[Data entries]
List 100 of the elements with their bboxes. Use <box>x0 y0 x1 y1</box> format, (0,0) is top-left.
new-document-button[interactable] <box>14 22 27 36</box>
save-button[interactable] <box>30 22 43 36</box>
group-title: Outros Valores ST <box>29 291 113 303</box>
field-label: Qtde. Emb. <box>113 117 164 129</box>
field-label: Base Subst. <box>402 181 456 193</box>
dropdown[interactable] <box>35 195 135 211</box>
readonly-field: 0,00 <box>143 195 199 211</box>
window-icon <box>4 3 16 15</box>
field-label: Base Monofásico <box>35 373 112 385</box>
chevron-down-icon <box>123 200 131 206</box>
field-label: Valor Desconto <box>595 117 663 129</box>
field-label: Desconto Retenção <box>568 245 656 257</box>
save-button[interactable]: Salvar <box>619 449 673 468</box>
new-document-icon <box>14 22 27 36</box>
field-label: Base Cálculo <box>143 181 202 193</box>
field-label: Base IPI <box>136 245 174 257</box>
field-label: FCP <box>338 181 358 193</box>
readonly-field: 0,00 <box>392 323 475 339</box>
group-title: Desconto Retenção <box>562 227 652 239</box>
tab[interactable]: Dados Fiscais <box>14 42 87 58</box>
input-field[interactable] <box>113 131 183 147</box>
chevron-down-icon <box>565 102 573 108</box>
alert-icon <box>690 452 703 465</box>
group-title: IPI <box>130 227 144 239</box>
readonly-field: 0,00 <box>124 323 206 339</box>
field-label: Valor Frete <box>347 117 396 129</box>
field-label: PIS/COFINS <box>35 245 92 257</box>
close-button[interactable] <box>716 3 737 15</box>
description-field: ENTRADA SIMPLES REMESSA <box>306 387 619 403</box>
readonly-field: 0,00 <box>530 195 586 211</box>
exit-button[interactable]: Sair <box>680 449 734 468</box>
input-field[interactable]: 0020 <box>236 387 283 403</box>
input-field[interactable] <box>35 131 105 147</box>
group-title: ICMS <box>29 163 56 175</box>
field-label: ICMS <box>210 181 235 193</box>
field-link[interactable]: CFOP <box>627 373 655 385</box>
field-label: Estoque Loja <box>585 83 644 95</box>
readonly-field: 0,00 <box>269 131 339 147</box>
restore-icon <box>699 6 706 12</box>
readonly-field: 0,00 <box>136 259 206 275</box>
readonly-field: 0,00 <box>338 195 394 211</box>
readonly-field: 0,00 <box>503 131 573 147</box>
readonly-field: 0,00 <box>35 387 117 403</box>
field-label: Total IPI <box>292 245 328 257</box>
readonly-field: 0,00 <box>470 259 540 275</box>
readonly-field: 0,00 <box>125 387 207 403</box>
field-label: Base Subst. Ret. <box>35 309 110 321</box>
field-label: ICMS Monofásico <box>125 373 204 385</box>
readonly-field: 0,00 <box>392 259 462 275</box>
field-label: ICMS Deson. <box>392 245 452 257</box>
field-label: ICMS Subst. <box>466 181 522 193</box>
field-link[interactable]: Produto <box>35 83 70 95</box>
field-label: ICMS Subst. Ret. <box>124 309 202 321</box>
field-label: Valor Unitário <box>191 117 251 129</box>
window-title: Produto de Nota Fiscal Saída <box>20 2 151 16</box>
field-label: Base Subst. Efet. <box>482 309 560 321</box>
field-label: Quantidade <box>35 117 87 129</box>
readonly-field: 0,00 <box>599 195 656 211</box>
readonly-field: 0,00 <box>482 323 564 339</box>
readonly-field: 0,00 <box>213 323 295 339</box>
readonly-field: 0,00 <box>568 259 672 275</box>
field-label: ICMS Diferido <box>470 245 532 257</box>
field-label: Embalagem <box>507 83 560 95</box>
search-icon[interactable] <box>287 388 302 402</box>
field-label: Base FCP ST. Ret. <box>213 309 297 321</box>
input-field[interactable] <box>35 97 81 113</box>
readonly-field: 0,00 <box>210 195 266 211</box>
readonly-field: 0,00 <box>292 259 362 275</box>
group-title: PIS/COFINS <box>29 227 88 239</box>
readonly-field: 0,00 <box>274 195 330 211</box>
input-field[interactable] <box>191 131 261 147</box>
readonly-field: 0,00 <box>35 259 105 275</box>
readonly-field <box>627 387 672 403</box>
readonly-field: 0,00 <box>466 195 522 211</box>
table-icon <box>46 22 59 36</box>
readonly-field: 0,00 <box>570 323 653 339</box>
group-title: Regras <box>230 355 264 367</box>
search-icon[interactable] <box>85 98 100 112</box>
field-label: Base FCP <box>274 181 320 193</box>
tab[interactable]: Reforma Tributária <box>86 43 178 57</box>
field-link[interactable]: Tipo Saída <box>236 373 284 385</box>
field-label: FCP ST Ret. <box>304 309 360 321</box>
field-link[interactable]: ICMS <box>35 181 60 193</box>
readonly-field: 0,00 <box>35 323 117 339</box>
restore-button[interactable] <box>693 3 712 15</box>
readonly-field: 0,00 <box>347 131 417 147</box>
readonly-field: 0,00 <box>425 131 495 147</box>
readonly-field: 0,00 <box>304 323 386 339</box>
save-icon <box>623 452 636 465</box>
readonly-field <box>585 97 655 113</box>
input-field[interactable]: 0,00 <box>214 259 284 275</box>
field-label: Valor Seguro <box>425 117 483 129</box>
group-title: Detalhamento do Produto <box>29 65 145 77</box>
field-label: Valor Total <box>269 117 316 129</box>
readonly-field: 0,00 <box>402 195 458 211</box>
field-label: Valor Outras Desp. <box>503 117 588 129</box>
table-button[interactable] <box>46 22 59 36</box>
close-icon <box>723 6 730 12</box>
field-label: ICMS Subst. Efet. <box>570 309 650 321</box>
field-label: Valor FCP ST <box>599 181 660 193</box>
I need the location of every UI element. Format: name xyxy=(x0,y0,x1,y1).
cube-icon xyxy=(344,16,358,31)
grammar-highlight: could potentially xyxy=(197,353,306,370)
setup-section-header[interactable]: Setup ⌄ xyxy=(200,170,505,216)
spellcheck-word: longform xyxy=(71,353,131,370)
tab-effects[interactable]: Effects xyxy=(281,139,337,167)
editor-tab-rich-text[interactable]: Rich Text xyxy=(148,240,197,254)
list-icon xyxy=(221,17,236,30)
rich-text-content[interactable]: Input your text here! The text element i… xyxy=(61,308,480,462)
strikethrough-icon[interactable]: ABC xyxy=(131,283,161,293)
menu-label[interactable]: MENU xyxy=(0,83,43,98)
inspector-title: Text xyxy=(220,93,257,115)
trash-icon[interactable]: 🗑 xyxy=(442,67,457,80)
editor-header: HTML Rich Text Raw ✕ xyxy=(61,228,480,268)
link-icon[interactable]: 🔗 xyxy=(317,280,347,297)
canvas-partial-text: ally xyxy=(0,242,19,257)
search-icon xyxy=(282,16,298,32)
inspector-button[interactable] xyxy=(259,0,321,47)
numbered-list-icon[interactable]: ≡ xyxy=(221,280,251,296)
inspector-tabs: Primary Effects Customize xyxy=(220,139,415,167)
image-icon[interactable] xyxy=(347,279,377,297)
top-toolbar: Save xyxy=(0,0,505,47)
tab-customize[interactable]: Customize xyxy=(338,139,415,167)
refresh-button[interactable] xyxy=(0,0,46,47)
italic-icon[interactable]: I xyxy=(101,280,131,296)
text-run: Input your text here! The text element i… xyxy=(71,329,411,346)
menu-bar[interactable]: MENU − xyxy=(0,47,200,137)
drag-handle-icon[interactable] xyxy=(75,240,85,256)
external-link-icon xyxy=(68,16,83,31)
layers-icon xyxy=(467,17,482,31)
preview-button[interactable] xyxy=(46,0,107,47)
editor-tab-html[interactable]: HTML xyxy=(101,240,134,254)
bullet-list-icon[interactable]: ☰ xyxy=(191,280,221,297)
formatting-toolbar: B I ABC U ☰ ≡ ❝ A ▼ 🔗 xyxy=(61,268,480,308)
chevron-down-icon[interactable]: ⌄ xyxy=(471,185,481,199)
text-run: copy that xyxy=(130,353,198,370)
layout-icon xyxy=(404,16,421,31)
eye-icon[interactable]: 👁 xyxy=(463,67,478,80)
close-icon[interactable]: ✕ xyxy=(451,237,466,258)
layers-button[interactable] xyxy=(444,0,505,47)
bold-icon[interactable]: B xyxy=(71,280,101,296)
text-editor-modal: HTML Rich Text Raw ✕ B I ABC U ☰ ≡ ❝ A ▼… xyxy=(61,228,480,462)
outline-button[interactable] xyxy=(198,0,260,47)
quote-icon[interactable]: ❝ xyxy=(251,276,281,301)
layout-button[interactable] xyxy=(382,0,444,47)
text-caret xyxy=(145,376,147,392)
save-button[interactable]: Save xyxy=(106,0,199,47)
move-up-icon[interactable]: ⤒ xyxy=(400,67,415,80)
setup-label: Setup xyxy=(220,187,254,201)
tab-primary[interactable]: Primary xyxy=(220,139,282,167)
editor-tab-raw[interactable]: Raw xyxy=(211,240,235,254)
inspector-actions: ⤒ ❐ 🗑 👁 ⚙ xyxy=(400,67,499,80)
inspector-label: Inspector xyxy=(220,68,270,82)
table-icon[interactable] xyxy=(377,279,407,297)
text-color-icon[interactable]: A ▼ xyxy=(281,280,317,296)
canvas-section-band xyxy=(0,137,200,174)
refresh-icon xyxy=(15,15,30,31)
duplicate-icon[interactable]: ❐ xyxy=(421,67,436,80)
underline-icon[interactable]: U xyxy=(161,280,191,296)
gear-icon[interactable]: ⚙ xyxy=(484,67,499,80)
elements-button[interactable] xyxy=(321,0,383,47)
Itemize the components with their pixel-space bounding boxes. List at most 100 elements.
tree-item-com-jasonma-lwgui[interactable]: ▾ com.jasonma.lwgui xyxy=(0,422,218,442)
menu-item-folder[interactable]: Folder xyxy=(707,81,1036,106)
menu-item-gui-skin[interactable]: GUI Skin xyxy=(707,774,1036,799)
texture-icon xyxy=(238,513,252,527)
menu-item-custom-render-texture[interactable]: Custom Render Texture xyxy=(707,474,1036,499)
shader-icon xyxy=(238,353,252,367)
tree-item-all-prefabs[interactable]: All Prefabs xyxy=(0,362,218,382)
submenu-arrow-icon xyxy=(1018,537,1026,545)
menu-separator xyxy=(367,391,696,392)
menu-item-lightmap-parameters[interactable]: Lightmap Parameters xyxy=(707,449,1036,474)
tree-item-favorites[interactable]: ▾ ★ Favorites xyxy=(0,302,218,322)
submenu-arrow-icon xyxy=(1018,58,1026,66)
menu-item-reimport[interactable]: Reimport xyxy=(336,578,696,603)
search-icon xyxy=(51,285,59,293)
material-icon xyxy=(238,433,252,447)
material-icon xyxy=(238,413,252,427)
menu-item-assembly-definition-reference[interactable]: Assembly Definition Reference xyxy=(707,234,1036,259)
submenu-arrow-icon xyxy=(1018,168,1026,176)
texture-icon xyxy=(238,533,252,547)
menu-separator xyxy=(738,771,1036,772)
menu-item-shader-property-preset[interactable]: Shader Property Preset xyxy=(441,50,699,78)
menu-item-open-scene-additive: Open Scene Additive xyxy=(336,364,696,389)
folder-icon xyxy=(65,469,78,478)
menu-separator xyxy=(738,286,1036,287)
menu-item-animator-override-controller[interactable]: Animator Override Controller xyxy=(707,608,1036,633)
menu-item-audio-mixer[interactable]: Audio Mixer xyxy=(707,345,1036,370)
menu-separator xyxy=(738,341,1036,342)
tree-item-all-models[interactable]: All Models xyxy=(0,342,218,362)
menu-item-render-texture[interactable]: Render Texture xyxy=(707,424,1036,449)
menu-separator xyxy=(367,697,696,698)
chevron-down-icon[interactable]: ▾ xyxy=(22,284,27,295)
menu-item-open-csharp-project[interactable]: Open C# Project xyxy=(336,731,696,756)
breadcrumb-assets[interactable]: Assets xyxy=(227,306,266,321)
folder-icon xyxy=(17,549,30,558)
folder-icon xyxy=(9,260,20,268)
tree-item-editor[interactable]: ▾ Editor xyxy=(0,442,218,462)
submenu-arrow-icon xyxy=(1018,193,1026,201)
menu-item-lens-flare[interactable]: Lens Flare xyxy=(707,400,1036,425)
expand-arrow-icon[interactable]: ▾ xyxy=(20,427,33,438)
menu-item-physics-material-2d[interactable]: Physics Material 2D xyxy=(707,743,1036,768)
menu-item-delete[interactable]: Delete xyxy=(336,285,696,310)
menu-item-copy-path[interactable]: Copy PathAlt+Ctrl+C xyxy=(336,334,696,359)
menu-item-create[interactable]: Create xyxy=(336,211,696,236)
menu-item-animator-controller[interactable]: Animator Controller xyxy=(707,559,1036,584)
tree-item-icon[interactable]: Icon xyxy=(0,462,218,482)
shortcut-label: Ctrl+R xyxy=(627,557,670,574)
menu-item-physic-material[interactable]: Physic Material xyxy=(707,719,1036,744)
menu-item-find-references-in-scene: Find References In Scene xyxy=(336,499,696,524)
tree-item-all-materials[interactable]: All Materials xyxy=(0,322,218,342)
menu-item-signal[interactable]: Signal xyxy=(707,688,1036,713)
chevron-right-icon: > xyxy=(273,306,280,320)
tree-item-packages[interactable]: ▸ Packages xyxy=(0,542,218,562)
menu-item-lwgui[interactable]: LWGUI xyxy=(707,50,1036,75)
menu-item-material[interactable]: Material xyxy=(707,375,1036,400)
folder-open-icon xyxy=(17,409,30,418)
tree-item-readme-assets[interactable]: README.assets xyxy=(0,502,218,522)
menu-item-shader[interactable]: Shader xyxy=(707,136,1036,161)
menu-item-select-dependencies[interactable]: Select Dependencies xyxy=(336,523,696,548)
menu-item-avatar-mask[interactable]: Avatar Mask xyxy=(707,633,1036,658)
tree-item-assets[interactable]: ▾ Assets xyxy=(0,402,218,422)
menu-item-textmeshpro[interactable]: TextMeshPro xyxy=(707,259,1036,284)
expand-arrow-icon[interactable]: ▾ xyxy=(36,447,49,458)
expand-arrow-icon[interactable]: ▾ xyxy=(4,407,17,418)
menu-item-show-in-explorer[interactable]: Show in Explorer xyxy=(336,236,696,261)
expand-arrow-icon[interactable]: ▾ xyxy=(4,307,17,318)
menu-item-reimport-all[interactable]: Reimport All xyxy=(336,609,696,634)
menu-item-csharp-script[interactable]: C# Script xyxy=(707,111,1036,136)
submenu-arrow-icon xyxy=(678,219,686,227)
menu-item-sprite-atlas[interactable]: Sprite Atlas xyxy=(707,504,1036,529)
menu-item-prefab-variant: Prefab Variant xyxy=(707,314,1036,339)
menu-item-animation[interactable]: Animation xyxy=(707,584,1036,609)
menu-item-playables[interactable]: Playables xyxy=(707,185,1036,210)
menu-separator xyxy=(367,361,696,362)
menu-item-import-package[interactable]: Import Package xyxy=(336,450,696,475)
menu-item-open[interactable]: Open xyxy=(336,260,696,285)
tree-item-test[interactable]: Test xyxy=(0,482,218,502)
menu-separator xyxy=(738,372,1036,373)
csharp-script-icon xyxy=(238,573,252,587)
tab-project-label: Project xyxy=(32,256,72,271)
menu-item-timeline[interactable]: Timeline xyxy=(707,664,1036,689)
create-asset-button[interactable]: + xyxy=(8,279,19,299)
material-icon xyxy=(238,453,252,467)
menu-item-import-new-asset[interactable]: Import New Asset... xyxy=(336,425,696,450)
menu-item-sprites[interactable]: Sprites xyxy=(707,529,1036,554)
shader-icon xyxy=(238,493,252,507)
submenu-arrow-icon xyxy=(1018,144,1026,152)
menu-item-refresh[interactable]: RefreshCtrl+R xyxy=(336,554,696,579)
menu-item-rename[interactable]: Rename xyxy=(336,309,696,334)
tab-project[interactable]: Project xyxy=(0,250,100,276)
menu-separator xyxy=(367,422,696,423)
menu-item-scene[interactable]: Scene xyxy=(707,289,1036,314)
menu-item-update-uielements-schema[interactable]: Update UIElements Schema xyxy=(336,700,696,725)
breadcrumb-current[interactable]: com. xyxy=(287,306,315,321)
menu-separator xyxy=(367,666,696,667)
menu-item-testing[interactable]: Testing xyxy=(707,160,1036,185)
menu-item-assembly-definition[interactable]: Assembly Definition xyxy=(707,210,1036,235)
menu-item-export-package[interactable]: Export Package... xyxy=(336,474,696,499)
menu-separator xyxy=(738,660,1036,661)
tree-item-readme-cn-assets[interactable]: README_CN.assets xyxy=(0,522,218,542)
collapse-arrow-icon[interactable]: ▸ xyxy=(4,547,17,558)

§ **What is asked**: Reproduce the records word for word, from the beginning through the line that contains "field-label: ICMS <box>210 181 235 193</box>", including that line.

§ **Expected answer**:
List 100 of the elements with their bboxes. Use <box>x0 y0 x1 y1</box> format, (0,0) is top-left.
new-document-button[interactable] <box>14 22 27 36</box>
save-button[interactable] <box>30 22 43 36</box>
group-title: Outros Valores ST <box>29 291 113 303</box>
field-label: Qtde. Emb. <box>113 117 164 129</box>
field-label: Base Subst. <box>402 181 456 193</box>
dropdown[interactable] <box>35 195 135 211</box>
readonly-field: 0,00 <box>143 195 199 211</box>
window-icon <box>4 3 16 15</box>
field-label: Base Monofásico <box>35 373 112 385</box>
chevron-down-icon <box>123 200 131 206</box>
field-label: Valor Desconto <box>595 117 663 129</box>
field-label: Desconto Retenção <box>568 245 656 257</box>
save-button[interactable]: Salvar <box>619 449 673 468</box>
new-document-icon <box>14 22 27 36</box>
field-label: Base Cálculo <box>143 181 202 193</box>
field-label: Base IPI <box>136 245 174 257</box>
field-label: FCP <box>338 181 358 193</box>
readonly-field: 0,00 <box>392 323 475 339</box>
group-title: Desconto Retenção <box>562 227 652 239</box>
tab[interactable]: Dados Fiscais <box>14 42 87 58</box>
input-field[interactable] <box>113 131 183 147</box>
chevron-down-icon <box>565 102 573 108</box>
alert-icon <box>690 452 703 465</box>
group-title: IPI <box>130 227 144 239</box>
readonly-field: 0,00 <box>124 323 206 339</box>
field-label: Valor Frete <box>347 117 396 129</box>
field-label: PIS/COFINS <box>35 245 92 257</box>
close-button[interactable] <box>716 3 737 15</box>
description-field: ENTRADA SIMPLES REMESSA <box>306 387 619 403</box>
readonly-field: 0,00 <box>530 195 586 211</box>
exit-button[interactable]: Sair <box>680 449 734 468</box>
input-field[interactable]: 0020 <box>236 387 283 403</box>
input-field[interactable] <box>35 131 105 147</box>
group-title: ICMS <box>29 163 56 175</box>
field-label: ICMS <box>210 181 235 193</box>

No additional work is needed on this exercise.